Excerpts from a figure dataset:
****************************************

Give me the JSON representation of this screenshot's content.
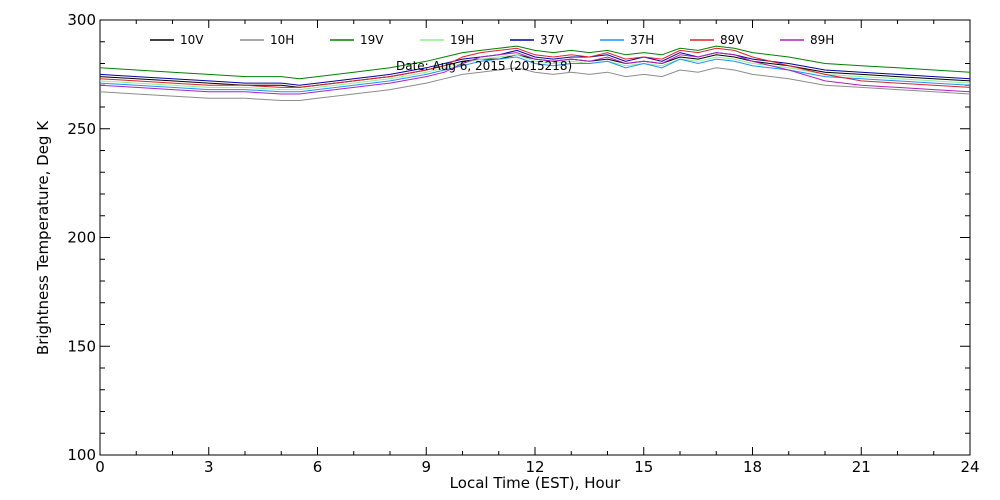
{
  "chart_data": {
    "type": "line",
    "title": "",
    "annotation": "Date: Aug 6, 2015 (2015218)",
    "xlabel": "Local Time (EST), Hour",
    "ylabel": "Brightness Temperature, Deg K",
    "xlim": [
      0,
      24
    ],
    "ylim": [
      100,
      300
    ],
    "xticks": [
      0,
      3,
      6,
      9,
      12,
      15,
      18,
      21,
      24
    ],
    "yticks": [
      100,
      150,
      200,
      250,
      300
    ],
    "grid": false,
    "legend_position": "top",
    "x": [
      0,
      1,
      2,
      3,
      4,
      5,
      5.5,
      6,
      7,
      8,
      9,
      9.5,
      10,
      10.5,
      11,
      11.5,
      12,
      12.5,
      13,
      13.5,
      14,
      14.5,
      15,
      15.5,
      16,
      16.5,
      17,
      17.5,
      18,
      19,
      20,
      21,
      22,
      23,
      24
    ],
    "series": [
      {
        "name": "10V",
        "color": "#000000",
        "values": [
          274,
          273,
          272,
          271,
          270,
          270,
          269,
          270,
          272,
          274,
          277,
          279,
          281,
          282,
          282,
          284,
          282,
          281,
          282,
          281,
          282,
          280,
          281,
          280,
          283,
          282,
          284,
          283,
          281,
          279,
          276,
          275,
          274,
          273,
          272
        ]
      },
      {
        "name": "10H",
        "color": "#8c8c8c",
        "values": [
          267,
          266,
          265,
          264,
          264,
          263,
          263,
          264,
          266,
          268,
          271,
          273,
          275,
          276,
          277,
          278,
          276,
          275,
          276,
          275,
          276,
          274,
          275,
          274,
          277,
          276,
          278,
          277,
          275,
          273,
          270,
          269,
          268,
          267,
          266
        ]
      },
      {
        "name": "19V",
        "color": "#008000",
        "values": [
          278,
          277,
          276,
          275,
          274,
          274,
          273,
          274,
          276,
          278,
          281,
          283,
          285,
          286,
          287,
          288,
          286,
          285,
          286,
          285,
          286,
          284,
          285,
          284,
          287,
          286,
          288,
          287,
          285,
          283,
          280,
          279,
          278,
          277,
          276
        ]
      },
      {
        "name": "19H",
        "color": "#90ee90",
        "values": [
          272,
          271,
          270,
          269,
          269,
          268,
          268,
          269,
          271,
          273,
          276,
          278,
          280,
          282,
          283,
          284,
          281,
          280,
          281,
          280,
          281,
          279,
          280,
          279,
          282,
          281,
          283,
          282,
          280,
          278,
          275,
          274,
          273,
          272,
          271
        ]
      },
      {
        "name": "37V",
        "color": "#0000a0",
        "values": [
          275,
          274,
          273,
          272,
          271,
          271,
          270,
          271,
          273,
          275,
          278,
          280,
          282,
          283,
          284,
          286,
          283,
          282,
          283,
          283,
          284,
          281,
          283,
          281,
          285,
          283,
          285,
          284,
          282,
          280,
          277,
          276,
          275,
          274,
          273
        ]
      },
      {
        "name": "37H",
        "color": "#1e90ff",
        "values": [
          271,
          270,
          269,
          268,
          268,
          267,
          267,
          268,
          270,
          272,
          275,
          277,
          279,
          281,
          282,
          283,
          280,
          279,
          280,
          280,
          281,
          278,
          280,
          278,
          282,
          280,
          282,
          281,
          279,
          277,
          274,
          273,
          272,
          271,
          270
        ]
      },
      {
        "name": "89V",
        "color": "#e0202a",
        "values": [
          273,
          272,
          271,
          270,
          270,
          269,
          269,
          270,
          272,
          274,
          277,
          279,
          283,
          285,
          286,
          287,
          284,
          283,
          284,
          283,
          285,
          282,
          283,
          282,
          286,
          285,
          287,
          286,
          283,
          279,
          275,
          272,
          271,
          270,
          269
        ]
      },
      {
        "name": "89H",
        "color": "#b020c0",
        "values": [
          270,
          269,
          268,
          267,
          267,
          266,
          266,
          267,
          269,
          271,
          274,
          276,
          280,
          283,
          284,
          285,
          282,
          281,
          282,
          281,
          283,
          280,
          281,
          280,
          284,
          283,
          285,
          284,
          281,
          277,
          272,
          270,
          269,
          268,
          267
        ]
      }
    ]
  }
}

****************************************

Reproduce the material in full, word for word, and omit the pictures.

Output of the exercise -
Give me the JSON representation of this screenshot's content.
{
  "chart_data": {
    "type": "line",
    "title": "",
    "annotation": "Date: Aug 6, 2015 (2015218)",
    "xlabel": "Local Time (EST), Hour",
    "ylabel": "Brightness Temperature, Deg K",
    "xlim": [
      0,
      24
    ],
    "ylim": [
      100,
      300
    ],
    "xticks": [
      0,
      3,
      6,
      9,
      12,
      15,
      18,
      21,
      24
    ],
    "yticks": [
      100,
      150,
      200,
      250,
      300
    ],
    "grid": false,
    "legend_position": "top",
    "x": [
      0,
      1,
      2,
      3,
      4,
      5,
      5.5,
      6,
      7,
      8,
      9,
      9.5,
      10,
      10.5,
      11,
      11.5,
      12,
      12.5,
      13,
      13.5,
      14,
      14.5,
      15,
      15.5,
      16,
      16.5,
      17,
      17.5,
      18,
      19,
      20,
      21,
      22,
      23,
      24
    ],
    "series": [
      {
        "name": "10V",
        "color": "#000000",
        "values": [
          274,
          273,
          272,
          271,
          270,
          270,
          269,
          270,
          272,
          274,
          277,
          279,
          281,
          282,
          282,
          284,
          282,
          281,
          282,
          281,
          282,
          280,
          281,
          280,
          283,
          282,
          284,
          283,
          281,
          279,
          276,
          275,
          274,
          273,
          272
        ]
      },
      {
        "name": "10H",
        "color": "#8c8c8c",
        "values": [
          267,
          266,
          265,
          264,
          264,
          263,
          263,
          264,
          266,
          268,
          271,
          273,
          275,
          276,
          277,
          278,
          276,
          275,
          276,
          275,
          276,
          274,
          275,
          274,
          277,
          276,
          278,
          277,
          275,
          273,
          270,
          269,
          268,
          267,
          266
        ]
      },
      {
        "name": "19V",
        "color": "#008000",
        "values": [
          278,
          277,
          276,
          275,
          274,
          274,
          273,
          274,
          276,
          278,
          281,
          283,
          285,
          286,
          287,
          288,
          286,
          285,
          286,
          285,
          286,
          284,
          285,
          284,
          287,
          286,
          288,
          287,
          285,
          283,
          280,
          279,
          278,
          277,
          276
        ]
      },
      {
        "name": "19H",
        "color": "#90ee90",
        "values": [
          272,
          271,
          270,
          269,
          269,
          268,
          268,
          269,
          271,
          273,
          276,
          278,
          280,
          282,
          283,
          284,
          281,
          280,
          281,
          280,
          281,
          279,
          280,
          279,
          282,
          281,
          283,
          282,
          280,
          278,
          275,
          274,
          273,
          272,
          271
        ]
      },
      {
        "name": "37V",
        "color": "#0000a0",
        "values": [
          275,
          274,
          273,
          272,
          271,
          271,
          270,
          271,
          273,
          275,
          278,
          280,
          282,
          283,
          284,
          286,
          283,
          282,
          283,
          283,
          284,
          281,
          283,
          281,
          285,
          283,
          285,
          284,
          282,
          280,
          277,
          276,
          275,
          274,
          273
        ]
      },
      {
        "name": "37H",
        "color": "#1e90ff",
        "values": [
          271,
          270,
          269,
          268,
          268,
          267,
          267,
          268,
          270,
          272,
          275,
          277,
          279,
          281,
          282,
          283,
          280,
          279,
          280,
          280,
          281,
          278,
          280,
          278,
          282,
          280,
          282,
          281,
          279,
          277,
          274,
          273,
          272,
          271,
          270
        ]
      },
      {
        "name": "89V",
        "color": "#e0202a",
        "values": [
          273,
          272,
          271,
          270,
          270,
          269,
          269,
          270,
          272,
          274,
          277,
          279,
          283,
          285,
          286,
          287,
          284,
          283,
          284,
          283,
          285,
          282,
          283,
          282,
          286,
          285,
          287,
          286,
          283,
          279,
          275,
          272,
          271,
          270,
          269
        ]
      },
      {
        "name": "89H",
        "color": "#b020c0",
        "values": [
          270,
          269,
          268,
          267,
          267,
          266,
          266,
          267,
          269,
          271,
          274,
          276,
          280,
          283,
          284,
          285,
          282,
          281,
          282,
          281,
          283,
          280,
          281,
          280,
          284,
          283,
          285,
          284,
          281,
          277,
          272,
          270,
          269,
          268,
          267
        ]
      }
    ]
  }
}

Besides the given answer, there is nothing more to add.